### Exercise task
Copy out, from the entries below, each line holding the string "情绪修复".

Start of Data entries

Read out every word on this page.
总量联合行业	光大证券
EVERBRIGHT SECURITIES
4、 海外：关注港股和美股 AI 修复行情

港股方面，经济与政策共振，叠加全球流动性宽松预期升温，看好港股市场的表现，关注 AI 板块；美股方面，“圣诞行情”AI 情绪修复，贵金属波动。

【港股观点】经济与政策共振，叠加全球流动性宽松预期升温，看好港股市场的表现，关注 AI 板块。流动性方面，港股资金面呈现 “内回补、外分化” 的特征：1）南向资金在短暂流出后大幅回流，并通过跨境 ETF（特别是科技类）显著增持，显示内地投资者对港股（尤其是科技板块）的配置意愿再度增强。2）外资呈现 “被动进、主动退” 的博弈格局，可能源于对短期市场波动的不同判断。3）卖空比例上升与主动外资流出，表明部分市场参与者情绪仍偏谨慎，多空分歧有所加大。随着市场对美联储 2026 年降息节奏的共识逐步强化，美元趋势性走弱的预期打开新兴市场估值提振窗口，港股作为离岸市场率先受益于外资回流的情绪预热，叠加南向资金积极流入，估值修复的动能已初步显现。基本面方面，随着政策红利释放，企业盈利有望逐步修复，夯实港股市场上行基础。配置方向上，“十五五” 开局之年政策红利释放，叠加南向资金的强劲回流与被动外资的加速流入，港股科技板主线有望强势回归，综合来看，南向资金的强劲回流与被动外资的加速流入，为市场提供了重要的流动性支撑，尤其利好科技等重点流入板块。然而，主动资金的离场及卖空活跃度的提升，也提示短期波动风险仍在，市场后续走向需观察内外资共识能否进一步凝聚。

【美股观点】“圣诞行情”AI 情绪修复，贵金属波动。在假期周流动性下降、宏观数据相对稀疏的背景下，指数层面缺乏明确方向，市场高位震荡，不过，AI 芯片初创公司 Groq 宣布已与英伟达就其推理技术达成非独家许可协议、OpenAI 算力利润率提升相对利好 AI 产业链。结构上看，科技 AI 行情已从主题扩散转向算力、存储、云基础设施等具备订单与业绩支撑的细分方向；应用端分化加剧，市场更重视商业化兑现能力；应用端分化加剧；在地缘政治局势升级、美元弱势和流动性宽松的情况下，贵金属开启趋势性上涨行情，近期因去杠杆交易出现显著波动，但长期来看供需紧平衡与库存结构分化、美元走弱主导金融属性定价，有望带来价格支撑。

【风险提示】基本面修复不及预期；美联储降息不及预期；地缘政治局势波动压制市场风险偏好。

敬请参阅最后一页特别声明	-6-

End of Data entries

### Output for this exercise
港股方面，经济与政策共振，叠加全球流动性宽松预期升温，看好港股市场的表现，关注 AI 板块；美股方面，“圣诞行情”AI 情绪修复，贵金属波动。
【美股观点】“圣诞行情”AI 情绪修复，贵金属波动。在假期周流动性下降、宏观数据相对稀疏的背景下，指数层面缺乏明确方向，市场高位震荡，不过，AI 芯片初创公司 Groq 宣布已与英伟达就其推理技术达成非独家许可协议、OpenAI 算力利润率提升相对利好 AI 产业链。结构上看，科技 AI 行情已从主题扩散转向算力、存储、云基础设施等具备订单与业绩支撑的细分方向；应用端分化加剧，市场更重视商业化兑现能力；应用端分化加剧；在地缘政治局势升级、美元弱势和流动性宽松的情况下，贵金属开启趋势性上涨行情，近期因去杠杆交易出现显著波动，但长期来看供需紧平衡与库存结构分化、美元走弱主导金融属性定价，有望带来价格支撑。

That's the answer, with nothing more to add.